> _Data records_:
↓↓↓
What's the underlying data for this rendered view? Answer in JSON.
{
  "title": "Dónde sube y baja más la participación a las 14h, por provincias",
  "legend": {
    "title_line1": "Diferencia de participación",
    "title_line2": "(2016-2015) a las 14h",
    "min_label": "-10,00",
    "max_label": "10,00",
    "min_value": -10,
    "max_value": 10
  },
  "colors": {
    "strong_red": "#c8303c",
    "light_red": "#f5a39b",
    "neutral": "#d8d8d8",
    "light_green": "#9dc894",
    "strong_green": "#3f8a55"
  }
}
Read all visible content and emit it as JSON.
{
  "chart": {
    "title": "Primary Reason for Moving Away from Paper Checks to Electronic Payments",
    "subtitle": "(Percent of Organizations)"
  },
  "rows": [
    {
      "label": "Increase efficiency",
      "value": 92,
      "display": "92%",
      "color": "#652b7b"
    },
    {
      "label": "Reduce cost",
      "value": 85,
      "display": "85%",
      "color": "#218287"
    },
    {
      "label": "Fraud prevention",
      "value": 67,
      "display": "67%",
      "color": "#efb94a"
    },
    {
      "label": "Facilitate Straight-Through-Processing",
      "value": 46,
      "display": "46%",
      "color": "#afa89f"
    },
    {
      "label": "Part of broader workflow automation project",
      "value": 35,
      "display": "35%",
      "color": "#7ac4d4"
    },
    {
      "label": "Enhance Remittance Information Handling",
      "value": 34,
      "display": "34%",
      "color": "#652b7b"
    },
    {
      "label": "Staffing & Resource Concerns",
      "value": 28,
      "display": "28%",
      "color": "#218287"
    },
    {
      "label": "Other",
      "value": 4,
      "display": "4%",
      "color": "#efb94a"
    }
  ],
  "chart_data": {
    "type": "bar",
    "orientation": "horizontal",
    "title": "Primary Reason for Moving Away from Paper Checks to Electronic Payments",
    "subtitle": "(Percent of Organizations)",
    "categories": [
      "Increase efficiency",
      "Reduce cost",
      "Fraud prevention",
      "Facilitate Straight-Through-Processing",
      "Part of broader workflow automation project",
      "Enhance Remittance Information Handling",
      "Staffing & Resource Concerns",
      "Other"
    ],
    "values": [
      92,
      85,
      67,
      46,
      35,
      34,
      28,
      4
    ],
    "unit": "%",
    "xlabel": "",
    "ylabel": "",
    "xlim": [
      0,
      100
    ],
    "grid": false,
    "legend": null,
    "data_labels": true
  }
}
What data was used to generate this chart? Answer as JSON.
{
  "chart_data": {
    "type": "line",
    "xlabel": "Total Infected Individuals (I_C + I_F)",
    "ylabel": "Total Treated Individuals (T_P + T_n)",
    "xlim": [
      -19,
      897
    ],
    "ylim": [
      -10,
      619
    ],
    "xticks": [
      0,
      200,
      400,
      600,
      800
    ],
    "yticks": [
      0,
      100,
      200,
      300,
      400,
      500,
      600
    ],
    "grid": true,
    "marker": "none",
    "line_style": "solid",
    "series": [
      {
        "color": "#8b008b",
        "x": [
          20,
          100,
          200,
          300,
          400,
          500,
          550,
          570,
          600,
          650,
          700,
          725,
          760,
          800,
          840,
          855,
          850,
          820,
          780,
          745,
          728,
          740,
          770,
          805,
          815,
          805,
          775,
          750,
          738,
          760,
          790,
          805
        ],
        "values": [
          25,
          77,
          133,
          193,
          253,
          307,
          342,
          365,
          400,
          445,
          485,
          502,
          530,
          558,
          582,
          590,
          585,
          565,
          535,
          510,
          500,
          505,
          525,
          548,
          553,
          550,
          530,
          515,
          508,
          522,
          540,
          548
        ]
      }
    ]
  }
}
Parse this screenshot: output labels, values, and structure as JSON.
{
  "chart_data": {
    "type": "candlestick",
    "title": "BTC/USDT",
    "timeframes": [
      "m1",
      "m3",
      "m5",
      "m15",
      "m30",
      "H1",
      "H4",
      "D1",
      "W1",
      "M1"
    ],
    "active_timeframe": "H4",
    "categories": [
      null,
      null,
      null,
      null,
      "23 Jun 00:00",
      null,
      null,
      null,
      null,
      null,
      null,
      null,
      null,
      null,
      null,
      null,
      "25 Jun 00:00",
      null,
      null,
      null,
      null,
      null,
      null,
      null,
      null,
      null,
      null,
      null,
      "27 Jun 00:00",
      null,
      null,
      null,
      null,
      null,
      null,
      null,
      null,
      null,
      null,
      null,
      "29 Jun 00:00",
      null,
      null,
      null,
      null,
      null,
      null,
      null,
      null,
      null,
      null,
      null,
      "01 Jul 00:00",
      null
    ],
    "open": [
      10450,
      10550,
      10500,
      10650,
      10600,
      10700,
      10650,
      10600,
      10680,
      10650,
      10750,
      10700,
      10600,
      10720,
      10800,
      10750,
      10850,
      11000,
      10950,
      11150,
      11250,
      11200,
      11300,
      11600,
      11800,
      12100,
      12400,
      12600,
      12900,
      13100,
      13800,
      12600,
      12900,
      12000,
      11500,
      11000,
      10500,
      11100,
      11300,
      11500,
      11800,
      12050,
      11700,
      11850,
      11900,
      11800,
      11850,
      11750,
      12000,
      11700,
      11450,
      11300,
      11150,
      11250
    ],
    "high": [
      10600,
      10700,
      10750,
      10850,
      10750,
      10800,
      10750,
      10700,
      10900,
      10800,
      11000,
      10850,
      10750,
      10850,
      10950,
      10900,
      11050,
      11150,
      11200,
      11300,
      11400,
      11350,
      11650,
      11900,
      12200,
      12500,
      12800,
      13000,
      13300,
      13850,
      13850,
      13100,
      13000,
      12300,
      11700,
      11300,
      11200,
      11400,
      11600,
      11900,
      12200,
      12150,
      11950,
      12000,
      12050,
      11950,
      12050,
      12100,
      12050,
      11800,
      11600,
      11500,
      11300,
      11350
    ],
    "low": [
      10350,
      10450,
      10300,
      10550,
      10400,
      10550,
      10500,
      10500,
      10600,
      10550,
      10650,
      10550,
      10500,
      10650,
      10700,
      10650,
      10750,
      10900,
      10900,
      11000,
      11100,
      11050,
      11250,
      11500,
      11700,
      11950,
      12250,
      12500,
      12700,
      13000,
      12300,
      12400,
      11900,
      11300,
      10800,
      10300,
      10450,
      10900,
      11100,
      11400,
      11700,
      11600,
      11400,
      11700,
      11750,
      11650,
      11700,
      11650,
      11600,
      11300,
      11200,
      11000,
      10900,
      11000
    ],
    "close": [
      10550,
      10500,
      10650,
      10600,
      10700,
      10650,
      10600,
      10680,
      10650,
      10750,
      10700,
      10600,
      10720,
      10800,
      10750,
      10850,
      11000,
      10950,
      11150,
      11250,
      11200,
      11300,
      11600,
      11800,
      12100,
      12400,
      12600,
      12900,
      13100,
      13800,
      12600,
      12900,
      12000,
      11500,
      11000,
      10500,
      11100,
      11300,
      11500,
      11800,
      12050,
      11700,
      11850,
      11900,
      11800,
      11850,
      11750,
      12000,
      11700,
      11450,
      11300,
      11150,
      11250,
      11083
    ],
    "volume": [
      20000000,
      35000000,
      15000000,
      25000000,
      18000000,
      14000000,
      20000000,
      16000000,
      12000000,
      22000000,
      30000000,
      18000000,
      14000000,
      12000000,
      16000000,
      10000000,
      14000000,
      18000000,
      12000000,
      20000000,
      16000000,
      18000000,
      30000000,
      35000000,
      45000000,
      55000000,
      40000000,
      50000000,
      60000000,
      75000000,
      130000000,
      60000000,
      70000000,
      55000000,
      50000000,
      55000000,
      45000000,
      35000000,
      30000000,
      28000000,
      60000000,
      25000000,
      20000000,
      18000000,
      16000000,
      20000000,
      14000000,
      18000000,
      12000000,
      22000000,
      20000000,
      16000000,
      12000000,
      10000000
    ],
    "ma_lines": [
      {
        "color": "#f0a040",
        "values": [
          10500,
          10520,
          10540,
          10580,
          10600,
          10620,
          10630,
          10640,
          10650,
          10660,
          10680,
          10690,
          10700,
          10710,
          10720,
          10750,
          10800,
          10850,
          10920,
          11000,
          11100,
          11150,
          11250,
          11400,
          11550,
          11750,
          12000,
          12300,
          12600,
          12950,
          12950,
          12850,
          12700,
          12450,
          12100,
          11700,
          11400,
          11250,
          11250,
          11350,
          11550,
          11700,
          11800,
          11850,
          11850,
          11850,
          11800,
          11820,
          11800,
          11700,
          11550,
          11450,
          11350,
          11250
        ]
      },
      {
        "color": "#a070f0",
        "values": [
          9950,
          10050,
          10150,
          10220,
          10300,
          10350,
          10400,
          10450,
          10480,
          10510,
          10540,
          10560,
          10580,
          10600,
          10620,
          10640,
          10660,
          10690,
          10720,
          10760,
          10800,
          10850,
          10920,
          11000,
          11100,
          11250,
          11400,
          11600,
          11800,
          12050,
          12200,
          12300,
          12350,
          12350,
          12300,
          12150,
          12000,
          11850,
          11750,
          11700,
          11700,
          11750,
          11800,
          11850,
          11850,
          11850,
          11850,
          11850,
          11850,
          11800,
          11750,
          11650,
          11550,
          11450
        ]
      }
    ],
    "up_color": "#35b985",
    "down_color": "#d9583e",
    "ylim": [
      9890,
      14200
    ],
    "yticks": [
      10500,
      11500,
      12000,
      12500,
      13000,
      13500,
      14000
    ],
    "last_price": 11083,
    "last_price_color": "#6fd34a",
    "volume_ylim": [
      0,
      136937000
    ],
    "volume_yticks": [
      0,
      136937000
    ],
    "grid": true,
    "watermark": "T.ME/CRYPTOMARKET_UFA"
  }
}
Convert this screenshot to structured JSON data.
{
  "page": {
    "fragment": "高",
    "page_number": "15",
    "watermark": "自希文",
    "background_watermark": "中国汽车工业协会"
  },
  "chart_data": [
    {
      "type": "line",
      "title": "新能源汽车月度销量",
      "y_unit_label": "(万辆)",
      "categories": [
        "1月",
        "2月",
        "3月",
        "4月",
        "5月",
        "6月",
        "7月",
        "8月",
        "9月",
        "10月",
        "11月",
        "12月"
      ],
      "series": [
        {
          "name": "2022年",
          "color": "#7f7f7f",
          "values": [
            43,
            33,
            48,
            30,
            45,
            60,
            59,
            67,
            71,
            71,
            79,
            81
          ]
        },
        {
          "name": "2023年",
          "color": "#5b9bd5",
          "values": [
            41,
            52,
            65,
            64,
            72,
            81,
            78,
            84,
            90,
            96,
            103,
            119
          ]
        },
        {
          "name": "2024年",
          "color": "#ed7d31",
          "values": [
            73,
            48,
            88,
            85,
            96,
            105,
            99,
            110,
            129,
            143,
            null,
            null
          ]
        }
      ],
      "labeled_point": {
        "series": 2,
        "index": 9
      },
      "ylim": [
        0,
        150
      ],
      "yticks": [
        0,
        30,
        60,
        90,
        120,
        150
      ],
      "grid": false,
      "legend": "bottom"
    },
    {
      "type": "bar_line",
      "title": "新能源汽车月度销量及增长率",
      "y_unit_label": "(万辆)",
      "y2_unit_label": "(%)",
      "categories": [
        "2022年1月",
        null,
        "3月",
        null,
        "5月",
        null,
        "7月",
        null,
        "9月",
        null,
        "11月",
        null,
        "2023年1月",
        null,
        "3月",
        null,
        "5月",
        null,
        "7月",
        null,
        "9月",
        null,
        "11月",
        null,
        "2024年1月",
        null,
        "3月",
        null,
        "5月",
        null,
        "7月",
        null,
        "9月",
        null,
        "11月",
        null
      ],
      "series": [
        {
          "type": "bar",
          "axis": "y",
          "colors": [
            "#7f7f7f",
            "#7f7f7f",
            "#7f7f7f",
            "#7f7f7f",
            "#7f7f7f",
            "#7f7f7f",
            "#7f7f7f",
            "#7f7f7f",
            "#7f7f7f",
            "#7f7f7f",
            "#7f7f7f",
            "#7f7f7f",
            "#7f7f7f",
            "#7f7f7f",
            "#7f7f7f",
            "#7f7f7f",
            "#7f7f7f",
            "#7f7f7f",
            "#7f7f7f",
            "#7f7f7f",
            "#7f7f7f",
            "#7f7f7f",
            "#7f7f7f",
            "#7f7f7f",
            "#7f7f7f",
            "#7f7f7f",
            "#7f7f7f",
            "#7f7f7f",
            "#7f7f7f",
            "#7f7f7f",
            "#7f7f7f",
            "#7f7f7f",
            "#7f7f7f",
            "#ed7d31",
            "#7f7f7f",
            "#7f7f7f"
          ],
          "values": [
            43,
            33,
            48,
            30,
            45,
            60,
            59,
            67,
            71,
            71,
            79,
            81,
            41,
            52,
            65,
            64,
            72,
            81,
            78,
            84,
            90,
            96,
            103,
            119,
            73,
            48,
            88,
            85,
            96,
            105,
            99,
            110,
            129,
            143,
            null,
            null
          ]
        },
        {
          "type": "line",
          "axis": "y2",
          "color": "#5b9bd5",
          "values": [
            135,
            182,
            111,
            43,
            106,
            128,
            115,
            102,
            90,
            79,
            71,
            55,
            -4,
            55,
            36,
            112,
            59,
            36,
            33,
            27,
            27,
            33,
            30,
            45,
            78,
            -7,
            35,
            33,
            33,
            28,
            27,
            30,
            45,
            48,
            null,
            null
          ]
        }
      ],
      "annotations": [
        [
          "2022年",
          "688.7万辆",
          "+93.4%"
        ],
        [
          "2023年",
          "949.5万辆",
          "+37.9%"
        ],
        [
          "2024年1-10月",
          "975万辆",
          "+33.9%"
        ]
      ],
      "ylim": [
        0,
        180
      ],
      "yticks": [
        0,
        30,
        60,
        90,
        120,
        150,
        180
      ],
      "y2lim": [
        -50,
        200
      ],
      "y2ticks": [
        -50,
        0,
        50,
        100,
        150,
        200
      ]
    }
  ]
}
↑↑↑
From the entries above, return each line with the word "automation" in it.

> _Answer to this task_:
      "label": "Part of broader workflow automation project",
      "Part of broader workflow automation project",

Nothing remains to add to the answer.